Given task: Each line that holds the word "BHIST" counts once; give the total number of such lines and nothing else.

[Recorded data]

******************************

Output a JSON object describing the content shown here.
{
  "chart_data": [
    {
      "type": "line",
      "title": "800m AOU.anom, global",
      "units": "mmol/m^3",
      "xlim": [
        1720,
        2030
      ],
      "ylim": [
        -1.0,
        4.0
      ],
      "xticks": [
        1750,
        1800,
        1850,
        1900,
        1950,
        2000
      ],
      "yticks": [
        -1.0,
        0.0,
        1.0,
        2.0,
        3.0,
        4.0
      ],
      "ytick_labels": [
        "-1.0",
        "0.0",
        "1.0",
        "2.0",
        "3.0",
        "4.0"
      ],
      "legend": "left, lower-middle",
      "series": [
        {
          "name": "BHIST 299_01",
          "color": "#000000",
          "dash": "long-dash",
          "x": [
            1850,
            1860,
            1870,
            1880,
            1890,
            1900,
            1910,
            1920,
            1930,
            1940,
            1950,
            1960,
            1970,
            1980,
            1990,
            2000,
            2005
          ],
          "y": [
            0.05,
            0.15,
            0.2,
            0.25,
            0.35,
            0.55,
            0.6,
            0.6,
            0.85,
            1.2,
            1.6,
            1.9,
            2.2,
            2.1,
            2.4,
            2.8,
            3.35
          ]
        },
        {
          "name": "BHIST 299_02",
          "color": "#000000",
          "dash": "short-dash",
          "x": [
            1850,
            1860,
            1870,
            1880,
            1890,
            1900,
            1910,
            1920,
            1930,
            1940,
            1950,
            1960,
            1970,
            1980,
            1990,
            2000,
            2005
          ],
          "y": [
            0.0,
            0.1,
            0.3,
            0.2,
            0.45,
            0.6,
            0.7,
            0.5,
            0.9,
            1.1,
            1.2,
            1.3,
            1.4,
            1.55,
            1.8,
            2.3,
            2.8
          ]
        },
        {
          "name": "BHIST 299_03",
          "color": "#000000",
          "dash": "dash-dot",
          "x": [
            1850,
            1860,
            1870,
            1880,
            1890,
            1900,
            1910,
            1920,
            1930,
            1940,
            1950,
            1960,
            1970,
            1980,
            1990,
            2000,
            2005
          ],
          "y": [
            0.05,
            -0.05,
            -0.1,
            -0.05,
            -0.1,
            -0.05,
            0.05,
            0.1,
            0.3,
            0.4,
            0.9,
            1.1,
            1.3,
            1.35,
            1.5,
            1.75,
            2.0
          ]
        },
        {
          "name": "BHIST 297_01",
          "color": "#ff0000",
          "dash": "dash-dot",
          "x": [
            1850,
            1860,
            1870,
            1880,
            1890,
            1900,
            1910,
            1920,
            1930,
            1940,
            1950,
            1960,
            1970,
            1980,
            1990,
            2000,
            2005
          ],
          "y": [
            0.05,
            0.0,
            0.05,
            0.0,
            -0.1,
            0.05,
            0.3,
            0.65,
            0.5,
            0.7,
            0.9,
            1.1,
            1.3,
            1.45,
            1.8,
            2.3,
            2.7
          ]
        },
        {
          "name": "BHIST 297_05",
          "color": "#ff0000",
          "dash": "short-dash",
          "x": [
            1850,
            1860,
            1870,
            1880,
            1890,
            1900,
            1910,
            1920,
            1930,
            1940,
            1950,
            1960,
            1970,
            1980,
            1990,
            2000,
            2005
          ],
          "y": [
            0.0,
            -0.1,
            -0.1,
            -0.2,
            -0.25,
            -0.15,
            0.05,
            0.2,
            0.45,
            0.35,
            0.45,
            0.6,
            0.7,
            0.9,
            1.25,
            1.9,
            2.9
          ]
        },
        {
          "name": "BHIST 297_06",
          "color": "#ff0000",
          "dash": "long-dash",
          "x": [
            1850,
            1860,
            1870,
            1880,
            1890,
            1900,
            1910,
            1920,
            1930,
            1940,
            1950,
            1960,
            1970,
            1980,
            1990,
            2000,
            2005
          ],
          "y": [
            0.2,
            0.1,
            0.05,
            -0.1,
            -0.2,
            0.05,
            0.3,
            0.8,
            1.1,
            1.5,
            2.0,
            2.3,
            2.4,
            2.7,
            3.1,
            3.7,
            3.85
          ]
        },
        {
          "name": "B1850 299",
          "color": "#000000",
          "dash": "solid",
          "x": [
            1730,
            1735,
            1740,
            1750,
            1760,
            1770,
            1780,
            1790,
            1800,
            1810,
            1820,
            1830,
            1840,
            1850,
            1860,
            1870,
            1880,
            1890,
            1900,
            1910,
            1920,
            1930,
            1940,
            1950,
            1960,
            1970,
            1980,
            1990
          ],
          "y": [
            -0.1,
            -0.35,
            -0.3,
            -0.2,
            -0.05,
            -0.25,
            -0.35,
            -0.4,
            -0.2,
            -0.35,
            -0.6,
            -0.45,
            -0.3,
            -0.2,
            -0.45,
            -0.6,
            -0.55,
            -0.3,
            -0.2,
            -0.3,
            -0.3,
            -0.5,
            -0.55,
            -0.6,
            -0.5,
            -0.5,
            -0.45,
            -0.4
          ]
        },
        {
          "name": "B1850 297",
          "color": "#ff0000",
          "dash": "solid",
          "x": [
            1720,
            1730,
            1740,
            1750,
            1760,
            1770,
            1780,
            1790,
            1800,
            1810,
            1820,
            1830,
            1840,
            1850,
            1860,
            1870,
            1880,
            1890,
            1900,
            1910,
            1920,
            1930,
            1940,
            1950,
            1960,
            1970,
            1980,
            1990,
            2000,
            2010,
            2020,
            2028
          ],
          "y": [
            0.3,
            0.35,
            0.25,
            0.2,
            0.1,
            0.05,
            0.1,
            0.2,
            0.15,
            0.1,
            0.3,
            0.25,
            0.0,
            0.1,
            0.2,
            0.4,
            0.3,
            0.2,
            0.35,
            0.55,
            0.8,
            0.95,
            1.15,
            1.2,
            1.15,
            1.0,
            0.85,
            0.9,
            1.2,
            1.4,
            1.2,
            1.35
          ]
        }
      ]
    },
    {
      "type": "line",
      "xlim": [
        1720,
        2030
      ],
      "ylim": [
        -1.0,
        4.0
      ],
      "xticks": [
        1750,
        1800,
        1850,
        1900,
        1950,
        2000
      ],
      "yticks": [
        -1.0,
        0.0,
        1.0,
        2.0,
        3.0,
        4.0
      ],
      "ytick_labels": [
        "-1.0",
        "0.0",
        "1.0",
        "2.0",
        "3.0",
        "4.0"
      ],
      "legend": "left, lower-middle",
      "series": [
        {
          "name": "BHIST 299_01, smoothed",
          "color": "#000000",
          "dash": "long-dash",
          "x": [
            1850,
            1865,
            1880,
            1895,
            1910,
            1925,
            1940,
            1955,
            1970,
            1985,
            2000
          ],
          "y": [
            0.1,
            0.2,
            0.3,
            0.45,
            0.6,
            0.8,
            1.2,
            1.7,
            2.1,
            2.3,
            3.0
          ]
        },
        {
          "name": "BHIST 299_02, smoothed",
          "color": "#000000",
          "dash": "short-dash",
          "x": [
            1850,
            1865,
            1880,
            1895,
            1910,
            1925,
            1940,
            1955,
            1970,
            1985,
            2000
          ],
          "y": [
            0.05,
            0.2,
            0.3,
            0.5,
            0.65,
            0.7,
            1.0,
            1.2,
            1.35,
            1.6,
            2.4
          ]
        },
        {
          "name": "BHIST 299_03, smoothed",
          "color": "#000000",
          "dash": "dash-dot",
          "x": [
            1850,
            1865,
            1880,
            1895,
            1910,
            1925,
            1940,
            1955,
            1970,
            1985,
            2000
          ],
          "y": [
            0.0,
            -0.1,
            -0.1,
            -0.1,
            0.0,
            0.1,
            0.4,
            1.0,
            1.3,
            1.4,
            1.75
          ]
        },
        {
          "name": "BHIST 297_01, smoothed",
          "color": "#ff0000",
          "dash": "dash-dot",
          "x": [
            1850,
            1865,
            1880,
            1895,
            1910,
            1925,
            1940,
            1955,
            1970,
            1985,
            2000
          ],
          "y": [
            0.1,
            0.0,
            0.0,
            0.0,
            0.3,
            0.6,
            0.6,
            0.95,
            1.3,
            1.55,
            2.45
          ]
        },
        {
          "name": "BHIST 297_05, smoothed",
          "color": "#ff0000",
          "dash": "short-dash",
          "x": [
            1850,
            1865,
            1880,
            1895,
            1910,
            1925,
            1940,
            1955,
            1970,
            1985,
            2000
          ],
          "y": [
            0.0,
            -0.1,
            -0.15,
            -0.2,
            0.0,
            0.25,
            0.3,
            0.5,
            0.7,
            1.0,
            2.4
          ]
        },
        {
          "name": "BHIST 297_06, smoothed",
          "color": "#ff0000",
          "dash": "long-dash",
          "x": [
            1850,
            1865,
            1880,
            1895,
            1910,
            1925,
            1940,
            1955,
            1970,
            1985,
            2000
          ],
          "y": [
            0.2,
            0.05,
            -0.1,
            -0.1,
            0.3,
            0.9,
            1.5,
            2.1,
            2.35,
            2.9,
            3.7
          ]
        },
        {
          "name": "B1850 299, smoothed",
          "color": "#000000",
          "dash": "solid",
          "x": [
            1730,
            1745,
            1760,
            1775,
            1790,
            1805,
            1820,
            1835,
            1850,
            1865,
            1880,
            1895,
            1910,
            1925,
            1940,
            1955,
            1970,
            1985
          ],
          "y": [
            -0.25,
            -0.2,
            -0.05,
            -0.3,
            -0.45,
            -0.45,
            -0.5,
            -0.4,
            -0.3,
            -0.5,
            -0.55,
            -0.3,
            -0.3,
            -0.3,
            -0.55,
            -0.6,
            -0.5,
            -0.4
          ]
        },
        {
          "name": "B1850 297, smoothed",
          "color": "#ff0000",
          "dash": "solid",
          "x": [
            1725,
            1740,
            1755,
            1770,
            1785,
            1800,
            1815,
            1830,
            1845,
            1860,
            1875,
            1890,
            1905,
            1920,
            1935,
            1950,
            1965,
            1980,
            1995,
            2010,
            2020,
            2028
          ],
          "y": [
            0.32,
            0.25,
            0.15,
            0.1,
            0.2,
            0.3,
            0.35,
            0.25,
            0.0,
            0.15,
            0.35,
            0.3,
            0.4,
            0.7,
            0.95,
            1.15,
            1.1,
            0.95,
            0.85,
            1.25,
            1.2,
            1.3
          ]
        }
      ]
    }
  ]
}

******************************

Response for this exercise: 12